Task to complete
Drop the images; return everything else in the listing below exactly.

[Stored data entries]
====

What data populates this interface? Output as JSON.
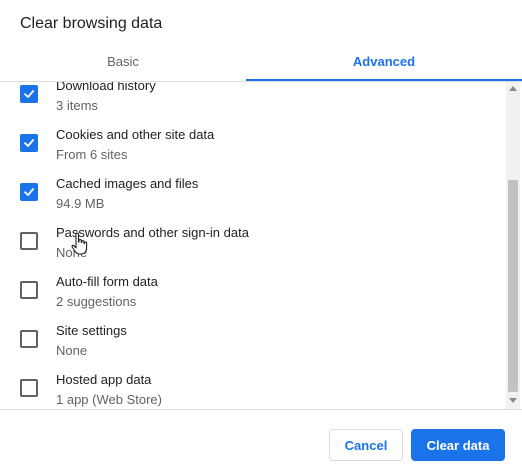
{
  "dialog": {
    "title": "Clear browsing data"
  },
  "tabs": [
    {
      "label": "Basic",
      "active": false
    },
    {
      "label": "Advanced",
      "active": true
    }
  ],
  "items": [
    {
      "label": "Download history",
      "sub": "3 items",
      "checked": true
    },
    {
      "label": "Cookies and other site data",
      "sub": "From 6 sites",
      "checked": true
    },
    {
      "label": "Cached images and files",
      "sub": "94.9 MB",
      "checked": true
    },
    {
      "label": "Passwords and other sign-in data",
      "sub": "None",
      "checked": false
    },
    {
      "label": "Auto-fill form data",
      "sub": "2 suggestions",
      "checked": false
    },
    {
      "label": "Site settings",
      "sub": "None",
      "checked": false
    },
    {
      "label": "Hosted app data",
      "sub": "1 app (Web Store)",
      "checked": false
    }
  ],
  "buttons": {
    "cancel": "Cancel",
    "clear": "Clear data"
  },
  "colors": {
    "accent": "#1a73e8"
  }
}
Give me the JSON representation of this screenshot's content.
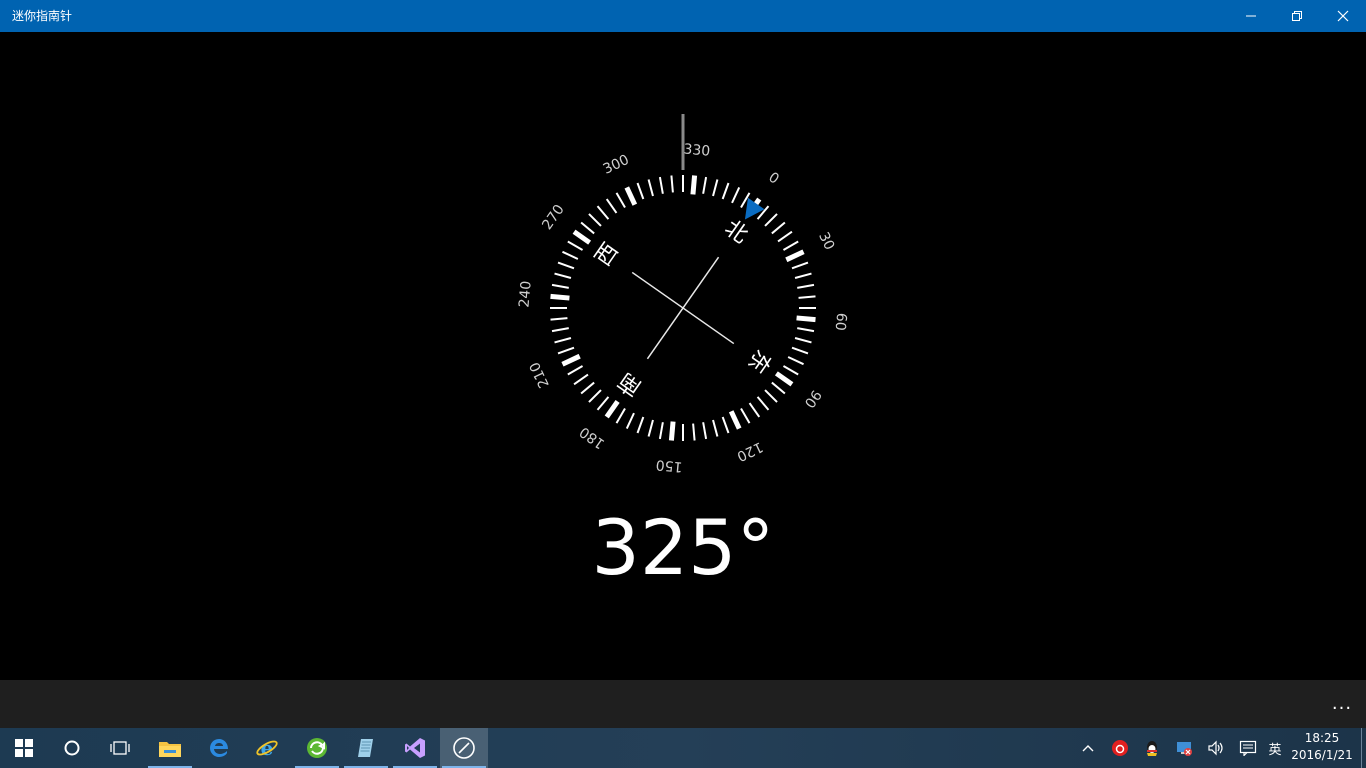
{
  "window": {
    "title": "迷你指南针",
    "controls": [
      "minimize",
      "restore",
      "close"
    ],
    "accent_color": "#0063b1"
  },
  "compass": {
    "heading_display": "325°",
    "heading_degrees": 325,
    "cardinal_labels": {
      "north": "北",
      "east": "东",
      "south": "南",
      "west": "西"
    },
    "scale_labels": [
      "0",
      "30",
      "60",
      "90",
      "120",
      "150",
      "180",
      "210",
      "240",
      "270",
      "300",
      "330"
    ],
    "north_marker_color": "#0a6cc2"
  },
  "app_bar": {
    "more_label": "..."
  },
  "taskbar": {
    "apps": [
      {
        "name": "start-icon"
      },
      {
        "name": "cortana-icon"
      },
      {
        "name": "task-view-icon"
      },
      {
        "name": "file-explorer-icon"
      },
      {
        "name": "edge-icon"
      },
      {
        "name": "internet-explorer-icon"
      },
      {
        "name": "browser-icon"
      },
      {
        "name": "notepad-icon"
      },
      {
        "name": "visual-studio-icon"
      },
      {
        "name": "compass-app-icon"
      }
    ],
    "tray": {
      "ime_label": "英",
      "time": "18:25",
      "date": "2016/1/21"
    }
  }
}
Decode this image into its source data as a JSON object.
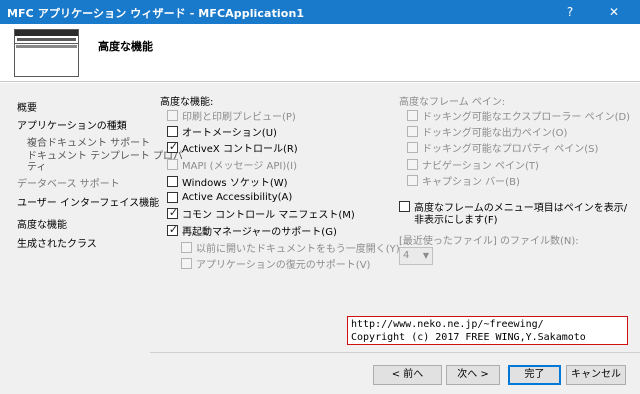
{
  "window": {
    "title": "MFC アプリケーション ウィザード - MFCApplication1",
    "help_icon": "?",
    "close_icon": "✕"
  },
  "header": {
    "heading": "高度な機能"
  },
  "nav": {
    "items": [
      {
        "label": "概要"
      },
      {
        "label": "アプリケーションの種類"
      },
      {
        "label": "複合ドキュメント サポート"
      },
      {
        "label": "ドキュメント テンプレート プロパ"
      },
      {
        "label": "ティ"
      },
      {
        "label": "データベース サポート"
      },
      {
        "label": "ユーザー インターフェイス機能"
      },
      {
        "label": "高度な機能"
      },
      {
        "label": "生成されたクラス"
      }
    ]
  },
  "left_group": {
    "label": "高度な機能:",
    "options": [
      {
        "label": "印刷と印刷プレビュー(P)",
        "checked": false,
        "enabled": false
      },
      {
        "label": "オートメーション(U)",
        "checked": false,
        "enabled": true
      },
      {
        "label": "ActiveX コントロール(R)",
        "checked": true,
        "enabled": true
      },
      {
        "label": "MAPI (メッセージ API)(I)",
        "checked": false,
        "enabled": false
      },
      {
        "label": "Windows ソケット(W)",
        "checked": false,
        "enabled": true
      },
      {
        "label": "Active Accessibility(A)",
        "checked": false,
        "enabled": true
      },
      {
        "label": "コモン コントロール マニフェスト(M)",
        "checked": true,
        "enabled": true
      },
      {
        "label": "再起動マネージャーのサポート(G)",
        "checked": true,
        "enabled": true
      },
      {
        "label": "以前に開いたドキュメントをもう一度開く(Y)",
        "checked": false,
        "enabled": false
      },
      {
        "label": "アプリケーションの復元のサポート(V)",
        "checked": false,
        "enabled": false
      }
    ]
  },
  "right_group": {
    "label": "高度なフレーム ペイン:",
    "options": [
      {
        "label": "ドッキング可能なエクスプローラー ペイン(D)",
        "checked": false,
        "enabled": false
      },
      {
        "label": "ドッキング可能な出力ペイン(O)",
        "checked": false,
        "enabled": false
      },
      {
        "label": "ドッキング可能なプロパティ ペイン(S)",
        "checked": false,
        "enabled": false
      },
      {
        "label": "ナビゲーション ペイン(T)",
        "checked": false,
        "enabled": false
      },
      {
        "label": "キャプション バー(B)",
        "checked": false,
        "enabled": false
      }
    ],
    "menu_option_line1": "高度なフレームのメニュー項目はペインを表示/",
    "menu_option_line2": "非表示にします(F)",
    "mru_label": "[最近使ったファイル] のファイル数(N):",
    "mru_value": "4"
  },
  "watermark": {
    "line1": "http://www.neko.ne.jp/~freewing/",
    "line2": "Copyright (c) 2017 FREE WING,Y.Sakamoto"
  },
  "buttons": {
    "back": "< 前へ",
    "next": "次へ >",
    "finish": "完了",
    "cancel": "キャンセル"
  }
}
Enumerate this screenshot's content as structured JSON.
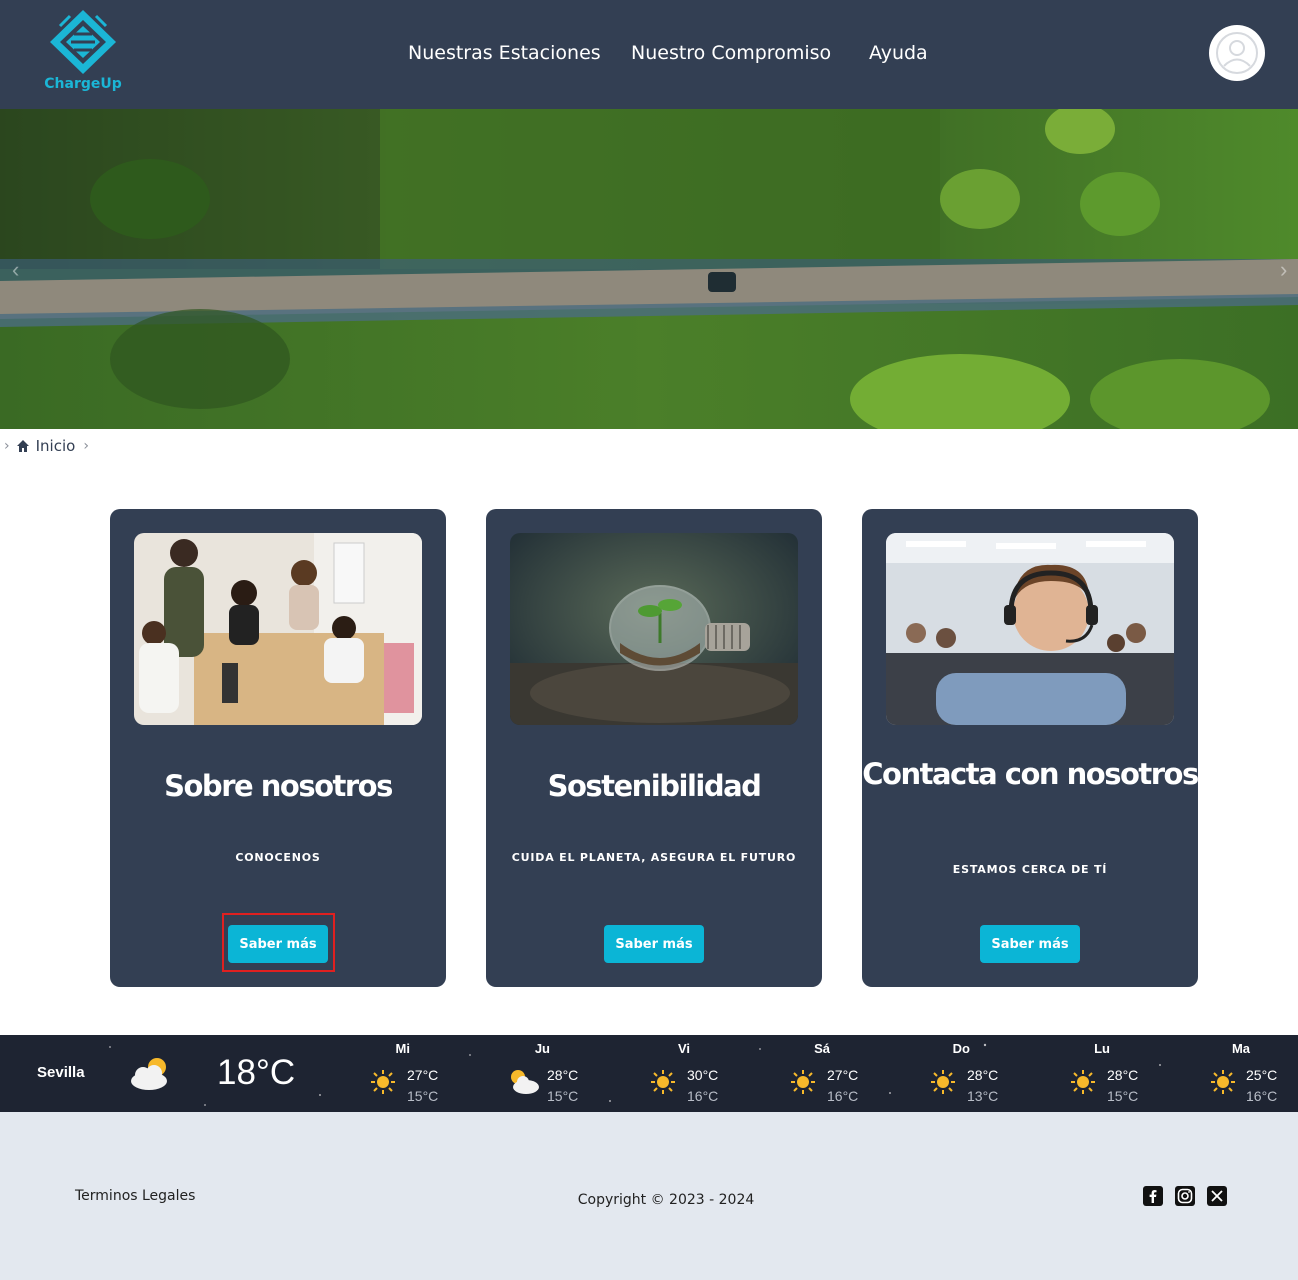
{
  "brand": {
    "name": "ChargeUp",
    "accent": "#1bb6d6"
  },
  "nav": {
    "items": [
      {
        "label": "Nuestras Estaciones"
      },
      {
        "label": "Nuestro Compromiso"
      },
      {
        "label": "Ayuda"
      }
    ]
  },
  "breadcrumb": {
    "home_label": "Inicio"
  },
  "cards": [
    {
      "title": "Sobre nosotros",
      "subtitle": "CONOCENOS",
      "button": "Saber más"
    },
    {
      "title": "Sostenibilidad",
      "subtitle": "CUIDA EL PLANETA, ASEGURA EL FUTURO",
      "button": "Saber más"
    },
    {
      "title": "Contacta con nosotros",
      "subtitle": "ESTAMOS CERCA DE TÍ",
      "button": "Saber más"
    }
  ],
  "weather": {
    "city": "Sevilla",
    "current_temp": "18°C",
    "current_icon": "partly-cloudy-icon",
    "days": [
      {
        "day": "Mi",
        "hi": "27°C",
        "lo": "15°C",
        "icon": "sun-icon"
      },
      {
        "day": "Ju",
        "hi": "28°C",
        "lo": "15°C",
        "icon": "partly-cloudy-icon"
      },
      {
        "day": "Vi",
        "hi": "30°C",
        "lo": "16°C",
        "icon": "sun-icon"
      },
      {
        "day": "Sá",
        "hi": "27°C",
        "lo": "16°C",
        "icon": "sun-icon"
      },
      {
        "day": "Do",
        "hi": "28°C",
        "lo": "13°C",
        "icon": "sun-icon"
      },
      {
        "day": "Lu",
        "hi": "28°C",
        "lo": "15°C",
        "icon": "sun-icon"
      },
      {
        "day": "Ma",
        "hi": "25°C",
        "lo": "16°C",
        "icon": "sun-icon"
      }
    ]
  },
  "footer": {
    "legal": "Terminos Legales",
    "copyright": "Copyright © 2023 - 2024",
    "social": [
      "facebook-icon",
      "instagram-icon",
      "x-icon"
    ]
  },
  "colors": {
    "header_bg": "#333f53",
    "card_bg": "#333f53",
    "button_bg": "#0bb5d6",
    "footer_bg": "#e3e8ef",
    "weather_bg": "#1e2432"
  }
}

====

Exercise response
What data populates this interface? Output as JSON.
{
  "dialog": {
    "title": "Clear browsing data"
  },
  "tabs": [
    {
      "label": "Basic",
      "active": false
    },
    {
      "label": "Advanced",
      "active": true
    }
  ],
  "items": [
    {
      "label": "Download history",
      "sub": "3 items",
      "checked": true
    },
    {
      "label": "Cookies and other site data",
      "sub": "From 6 sites",
      "checked": true
    },
    {
      "label": "Cached images and files",
      "sub": "94.9 MB",
      "checked": true
    },
    {
      "label": "Passwords and other sign-in data",
      "sub": "None",
      "checked": false
    },
    {
      "label": "Auto-fill form data",
      "sub": "2 suggestions",
      "checked": false
    },
    {
      "label": "Site settings",
      "sub": "None",
      "checked": false
    },
    {
      "label": "Hosted app data",
      "sub": "1 app (Web Store)",
      "checked": false
    }
  ],
  "buttons": {
    "cancel": "Cancel",
    "clear": "Clear data"
  },
  "colors": {
    "accent": "#1a73e8"
  }
}
Give me the JSON representation of this screenshot's content.
{
  "window": {
    "title": "迷你指南针",
    "controls": [
      "minimize",
      "restore",
      "close"
    ],
    "accent_color": "#0063b1"
  },
  "compass": {
    "heading_display": "325°",
    "heading_degrees": 325,
    "cardinal_labels": {
      "north": "北",
      "east": "东",
      "south": "南",
      "west": "西"
    },
    "scale_labels": [
      "0",
      "30",
      "60",
      "90",
      "120",
      "150",
      "180",
      "210",
      "240",
      "270",
      "300",
      "330"
    ],
    "north_marker_color": "#0a6cc2"
  },
  "app_bar": {
    "more_label": "..."
  },
  "taskbar": {
    "apps": [
      {
        "name": "start-icon"
      },
      {
        "name": "cortana-icon"
      },
      {
        "name": "task-view-icon"
      },
      {
        "name": "file-explorer-icon"
      },
      {
        "name": "edge-icon"
      },
      {
        "name": "internet-explorer-icon"
      },
      {
        "name": "browser-icon"
      },
      {
        "name": "notepad-icon"
      },
      {
        "name": "visual-studio-icon"
      },
      {
        "name": "compass-app-icon"
      }
    ],
    "tray": {
      "ime_label": "英",
      "time": "18:25",
      "date": "2016/1/21"
    }
  }
}
Decode this image into its source data as a JSON object.
{
  "window": {
    "title": "MFC アプリケーション ウィザード - MFCApplication1",
    "help_icon": "?",
    "close_icon": "✕"
  },
  "header": {
    "heading": "高度な機能"
  },
  "nav": {
    "items": [
      {
        "label": "概要"
      },
      {
        "label": "アプリケーションの種類"
      },
      {
        "label": "複合ドキュメント サポート"
      },
      {
        "label": "ドキュメント テンプレート プロパ"
      },
      {
        "label": "ティ"
      },
      {
        "label": "データベース サポート"
      },
      {
        "label": "ユーザー インターフェイス機能"
      },
      {
        "label": "高度な機能"
      },
      {
        "label": "生成されたクラス"
      }
    ]
  },
  "left_group": {
    "label": "高度な機能:",
    "options": [
      {
        "label": "印刷と印刷プレビュー(P)",
        "checked": false,
        "enabled": false
      },
      {
        "label": "オートメーション(U)",
        "checked": false,
        "enabled": true
      },
      {
        "label": "ActiveX コントロール(R)",
        "checked": true,
        "enabled": true
      },
      {
        "label": "MAPI (メッセージ API)(I)",
        "checked": false,
        "enabled": false
      },
      {
        "label": "Windows ソケット(W)",
        "checked": false,
        "enabled": true
      },
      {
        "label": "Active Accessibility(A)",
        "checked": false,
        "enabled": true
      },
      {
        "label": "コモン コントロール マニフェスト(M)",
        "checked": true,
        "enabled": true
      },
      {
        "label": "再起動マネージャーのサポート(G)",
        "checked": true,
        "enabled": true
      },
      {
        "label": "以前に開いたドキュメントをもう一度開く(Y)",
        "checked": false,
        "enabled": false
      },
      {
        "label": "アプリケーションの復元のサポート(V)",
        "checked": false,
        "enabled": false
      }
    ]
  },
  "right_group": {
    "label": "高度なフレーム ペイン:",
    "options": [
      {
        "label": "ドッキング可能なエクスプローラー ペイン(D)",
        "checked": false,
        "enabled": false
      },
      {
        "label": "ドッキング可能な出力ペイン(O)",
        "checked": false,
        "enabled": false
      },
      {
        "label": "ドッキング可能なプロパティ ペイン(S)",
        "checked": false,
        "enabled": false
      },
      {
        "label": "ナビゲーション ペイン(T)",
        "checked": false,
        "enabled": false
      },
      {
        "label": "キャプション バー(B)",
        "checked": false,
        "enabled": false
      }
    ],
    "menu_option_line1": "高度なフレームのメニュー項目はペインを表示/",
    "menu_option_line2": "非表示にします(F)",
    "mru_label": "[最近使ったファイル] のファイル数(N):",
    "mru_value": "4"
  },
  "watermark": {
    "line1": "http://www.neko.ne.jp/~freewing/",
    "line2": "Copyright (c) 2017 FREE WING,Y.Sakamoto"
  },
  "buttons": {
    "back": "< 前へ",
    "next": "次へ >",
    "finish": "完了",
    "cancel": "キャンセル"
  }
}
Enumerate this screenshot's content as structured JSON.
{
  "brand": {
    "name": "ChargeUp",
    "accent": "#1bb6d6"
  },
  "nav": {
    "items": [
      {
        "label": "Nuestras Estaciones"
      },
      {
        "label": "Nuestro Compromiso"
      },
      {
        "label": "Ayuda"
      }
    ]
  },
  "breadcrumb": {
    "home_label": "Inicio"
  },
  "cards": [
    {
      "title": "Sobre nosotros",
      "subtitle": "CONOCENOS",
      "button": "Saber más"
    },
    {
      "title": "Sostenibilidad",
      "subtitle": "CUIDA EL PLANETA, ASEGURA EL FUTURO",
      "button": "Saber más"
    },
    {
      "title": "Contacta con nosotros",
      "subtitle": "ESTAMOS CERCA DE TÍ",
      "button": "Saber más"
    }
  ],
  "weather": {
    "city": "Sevilla",
    "current_temp": "18°C",
    "current_icon": "partly-cloudy-icon",
    "days": [
      {
        "day": "Mi",
        "hi": "27°C",
        "lo": "15°C",
        "icon": "sun-icon"
      },
      {
        "day": "Ju",
        "hi": "28°C",
        "lo": "15°C",
        "icon": "partly-cloudy-icon"
      },
      {
        "day": "Vi",
        "hi": "30°C",
        "lo": "16°C",
        "icon": "sun-icon"
      },
      {
        "day": "Sá",
        "hi": "27°C",
        "lo": "16°C",
        "icon": "sun-icon"
      },
      {
        "day": "Do",
        "hi": "28°C",
        "lo": "13°C",
        "icon": "sun-icon"
      },
      {
        "day": "Lu",
        "hi": "28°C",
        "lo": "15°C",
        "icon": "sun-icon"
      },
      {
        "day": "Ma",
        "hi": "25°C",
        "lo": "16°C",
        "icon": "sun-icon"
      }
    ]
  },
  "footer": {
    "legal": "Terminos Legales",
    "copyright": "Copyright © 2023 - 2024",
    "social": [
      "facebook-icon",
      "instagram-icon",
      "x-icon"
    ]
  },
  "colors": {
    "header_bg": "#333f53",
    "card_bg": "#333f53",
    "button_bg": "#0bb5d6",
    "footer_bg": "#e3e8ef",
    "weather_bg": "#1e2432"
  }
}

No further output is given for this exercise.